Zitiere alle folgenden Datensätze Zeile für Zeile und ohne jede Änderung.

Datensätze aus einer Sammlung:
= = =

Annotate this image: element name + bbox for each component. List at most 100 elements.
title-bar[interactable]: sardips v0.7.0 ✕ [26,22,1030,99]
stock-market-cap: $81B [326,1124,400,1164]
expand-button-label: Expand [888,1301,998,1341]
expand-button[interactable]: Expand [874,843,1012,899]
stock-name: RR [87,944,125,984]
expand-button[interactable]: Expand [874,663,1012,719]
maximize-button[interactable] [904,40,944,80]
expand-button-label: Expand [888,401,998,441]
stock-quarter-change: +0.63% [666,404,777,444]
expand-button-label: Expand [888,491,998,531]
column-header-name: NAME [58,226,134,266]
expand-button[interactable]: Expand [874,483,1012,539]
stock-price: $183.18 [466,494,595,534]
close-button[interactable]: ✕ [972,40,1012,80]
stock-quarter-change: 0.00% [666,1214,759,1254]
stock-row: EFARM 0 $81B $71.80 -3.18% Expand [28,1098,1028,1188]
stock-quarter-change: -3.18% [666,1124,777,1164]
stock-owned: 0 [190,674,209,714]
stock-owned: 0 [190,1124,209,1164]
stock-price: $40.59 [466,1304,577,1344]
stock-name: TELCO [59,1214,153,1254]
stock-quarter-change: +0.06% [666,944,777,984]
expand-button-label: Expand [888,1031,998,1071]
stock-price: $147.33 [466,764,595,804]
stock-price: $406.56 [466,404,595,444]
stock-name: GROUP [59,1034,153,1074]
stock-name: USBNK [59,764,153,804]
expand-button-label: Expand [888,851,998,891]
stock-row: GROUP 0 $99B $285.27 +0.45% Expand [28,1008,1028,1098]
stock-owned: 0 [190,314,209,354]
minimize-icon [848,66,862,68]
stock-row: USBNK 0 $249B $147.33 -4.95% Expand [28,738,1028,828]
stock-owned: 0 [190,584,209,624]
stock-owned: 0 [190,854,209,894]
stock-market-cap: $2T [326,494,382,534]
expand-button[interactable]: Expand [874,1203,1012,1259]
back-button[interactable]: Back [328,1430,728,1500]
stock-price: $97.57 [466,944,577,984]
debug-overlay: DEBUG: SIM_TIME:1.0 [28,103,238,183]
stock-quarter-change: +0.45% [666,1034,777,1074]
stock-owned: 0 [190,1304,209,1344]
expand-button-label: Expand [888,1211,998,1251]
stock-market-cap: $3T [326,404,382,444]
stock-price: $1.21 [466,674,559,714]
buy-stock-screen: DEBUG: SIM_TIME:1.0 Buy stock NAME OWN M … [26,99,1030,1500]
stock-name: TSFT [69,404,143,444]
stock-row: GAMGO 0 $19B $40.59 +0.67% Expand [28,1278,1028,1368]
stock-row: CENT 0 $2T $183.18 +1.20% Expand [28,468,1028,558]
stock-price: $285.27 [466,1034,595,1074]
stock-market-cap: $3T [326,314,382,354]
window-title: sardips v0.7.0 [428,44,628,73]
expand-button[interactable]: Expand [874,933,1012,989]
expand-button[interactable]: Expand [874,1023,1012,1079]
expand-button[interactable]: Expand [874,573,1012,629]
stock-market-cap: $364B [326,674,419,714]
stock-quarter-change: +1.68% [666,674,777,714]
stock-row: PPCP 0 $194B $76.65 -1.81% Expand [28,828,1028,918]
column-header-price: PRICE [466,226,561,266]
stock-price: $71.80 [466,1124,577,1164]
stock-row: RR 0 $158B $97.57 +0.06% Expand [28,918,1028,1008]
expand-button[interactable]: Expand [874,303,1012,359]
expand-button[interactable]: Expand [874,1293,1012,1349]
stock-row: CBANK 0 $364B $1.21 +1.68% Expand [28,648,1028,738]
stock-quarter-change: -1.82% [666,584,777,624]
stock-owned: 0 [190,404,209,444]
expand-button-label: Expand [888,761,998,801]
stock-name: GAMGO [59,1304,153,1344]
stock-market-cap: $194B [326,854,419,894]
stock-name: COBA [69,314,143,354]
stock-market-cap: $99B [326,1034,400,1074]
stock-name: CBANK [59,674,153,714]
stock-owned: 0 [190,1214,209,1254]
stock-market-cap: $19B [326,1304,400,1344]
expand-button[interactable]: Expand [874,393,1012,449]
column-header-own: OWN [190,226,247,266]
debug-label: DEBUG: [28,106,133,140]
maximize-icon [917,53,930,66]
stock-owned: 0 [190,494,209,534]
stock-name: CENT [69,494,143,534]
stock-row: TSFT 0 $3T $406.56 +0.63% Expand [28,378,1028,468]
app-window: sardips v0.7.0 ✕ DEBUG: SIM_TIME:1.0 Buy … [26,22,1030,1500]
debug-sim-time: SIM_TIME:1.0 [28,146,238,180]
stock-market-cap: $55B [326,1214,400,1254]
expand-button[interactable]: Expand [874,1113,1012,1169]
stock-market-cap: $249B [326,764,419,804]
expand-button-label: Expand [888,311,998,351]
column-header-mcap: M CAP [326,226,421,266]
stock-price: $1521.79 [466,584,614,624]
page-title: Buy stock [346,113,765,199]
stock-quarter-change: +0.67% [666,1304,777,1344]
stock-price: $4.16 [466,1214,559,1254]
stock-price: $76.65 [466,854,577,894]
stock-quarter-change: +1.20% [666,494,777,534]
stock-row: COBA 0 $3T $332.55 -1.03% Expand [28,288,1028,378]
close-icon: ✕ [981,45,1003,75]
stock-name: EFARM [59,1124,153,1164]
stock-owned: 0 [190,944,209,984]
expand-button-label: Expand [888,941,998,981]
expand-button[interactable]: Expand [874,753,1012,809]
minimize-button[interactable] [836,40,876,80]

= = =

Lösung:
Annotate this image: element name + bbox for each component. List at most 100 elements.
title-bar[interactable]: sardips v0.7.0 ✕ [26,22,1030,99]
stock-market-cap: $81B [326,1124,400,1164]
expand-button-label: Expand [888,1301,998,1341]
expand-button[interactable]: Expand [874,843,1012,899]
stock-name: RR [87,944,125,984]
expand-button[interactable]: Expand [874,663,1012,719]
maximize-button[interactable] [904,40,944,80]
expand-button-label: Expand [888,401,998,441]
stock-quarter-change: +0.63% [666,404,777,444]
expand-button-label: Expand [888,491,998,531]
column-header-name: NAME [58,226,134,266]
expand-button[interactable]: Expand [874,483,1012,539]
stock-price: $183.18 [466,494,595,534]
close-button[interactable]: ✕ [972,40,1012,80]
stock-quarter-change: 0.00% [666,1214,759,1254]
stock-row: EFARM 0 $81B $71.80 -3.18% Expand [28,1098,1028,1188]
stock-quarter-change: -3.18% [666,1124,777,1164]
stock-owned: 0 [190,674,209,714]
stock-owned: 0 [190,1124,209,1164]
stock-price: $40.59 [466,1304,577,1344]
stock-name: TELCO [59,1214,153,1254]
stock-quarter-change: +0.06% [666,944,777,984]
expand-button-label: Expand [888,1031,998,1071]
stock-price: $147.33 [466,764,595,804]
stock-price: $406.56 [466,404,595,444]
stock-name: GROUP [59,1034,153,1074]
stock-name: USBNK [59,764,153,804]
expand-button-label: Expand [888,851,998,891]
stock-row: GROUP 0 $99B $285.27 +0.45% Expand [28,1008,1028,1098]
stock-owned: 0 [190,314,209,354]
minimize-icon [848,66,862,68]
stock-row: USBNK 0 $249B $147.33 -4.95% Expand [28,738,1028,828]
stock-owned: 0 [190,584,209,624]
stock-owned: 0 [190,854,209,894]
stock-market-cap: $2T [326,494,382,534]
expand-button[interactable]: Expand [874,1203,1012,1259]
back-button[interactable]: Back [328,1430,728,1500]
stock-price: $97.57 [466,944,577,984]
debug-overlay: DEBUG: SIM_TIME:1.0 [28,103,238,183]
stock-quarter-change: +0.45% [666,1034,777,1074]
stock-owned: 0 [190,1304,209,1344]
expand-button-label: Expand [888,1211,998,1251]
stock-market-cap: $3T [326,404,382,444]
stock-price: $1.21 [466,674,559,714]
buy-stock-screen: DEBUG: SIM_TIME:1.0 Buy stock NAME OWN M … [26,99,1030,1500]
stock-name: TSFT [69,404,143,444]
stock-row: GAMGO 0 $19B $40.59 +0.67% Expand [28,1278,1028,1368]
stock-row: CENT 0 $2T $183.18 +1.20% Expand [28,468,1028,558]
stock-price: $285.27 [466,1034,595,1074]
stock-market-cap: $3T [326,314,382,354]
window-title: sardips v0.7.0 [428,44,628,73]
expand-button[interactable]: Expand [874,933,1012,989]
expand-button[interactable]: Expand [874,1023,1012,1079]
expand-button[interactable]: Expand [874,573,1012,629]
stock-market-cap: $364B [326,674,419,714]
stock-quarter-change: +1.68% [666,674,777,714]
stock-row: PPCP 0 $194B $76.65 -1.81% Expand [28,828,1028,918]
column-header-price: PRICE [466,226,561,266]
stock-price: $71.80 [466,1124,577,1164]
stock-row: RR 0 $158B $97.57 +0.06% Expand [28,918,1028,1008]
expand-button[interactable]: Expand [874,303,1012,359]
expand-button[interactable]: Expand [874,1293,1012,1349]
stock-row: CBANK 0 $364B $1.21 +1.68% Expand [28,648,1028,738]
stock-quarter-change: -1.82% [666,584,777,624]
stock-owned: 0 [190,404,209,444]
expand-button-label: Expand [888,761,998,801]
stock-name: GAMGO [59,1304,153,1344]
stock-market-cap: $194B [326,854,419,894]
stock-name: COBA [69,314,143,354]
stock-market-cap: $99B [326,1034,400,1074]
stock-name: CBANK [59,674,153,714]
stock-owned: 0 [190,1214,209,1254]
stock-market-cap: $19B [326,1304,400,1344]
expand-button[interactable]: Expand [874,393,1012,449]
column-header-own: OWN [190,226,247,266]
debug-label: DEBUG: [28,106,133,140]
maximize-icon [917,53,930,66]
stock-owned: 0 [190,494,209,534]
stock-name: CENT [69,494,143,534]
stock-row: TSFT 0 $3T $406.56 +0.63% Expand [28,378,1028,468]
app-window: sardips v0.7.0 ✕ DEBUG: SIM_TIME:1.0 Buy … [26,22,1030,1500]
debug-sim-time: SIM_TIME:1.0 [28,146,238,180]
stock-market-cap: $55B [326,1214,400,1254]
expand-button[interactable]: Expand [874,1113,1012,1169]
stock-market-cap: $249B [326,764,419,804]
expand-button-label: Expand [888,311,998,351]
column-header-mcap: M CAP [326,226,421,266]
stock-price: $1521.79 [466,584,614,624]
page-title: Buy stock [346,113,765,199]
stock-quarter-change: +0.67% [666,1304,777,1344]
stock-price: $4.16 [466,1214,559,1254]
stock-price: $76.65 [466,854,577,894]
stock-quarter-change: +1.20% [666,494,777,534]
stock-row: COBA 0 $3T $332.55 -1.03% Expand [28,288,1028,378]
close-icon: ✕ [981,45,1003,75]
stock-name: EFARM [59,1124,153,1164]
stock-owned: 0 [190,944,209,984]
expand-button-label: Expand [888,941,998,981]
expand-button[interactable]: Expand [874,753,1012,809]
minimize-button[interactable] [836,40,876,80]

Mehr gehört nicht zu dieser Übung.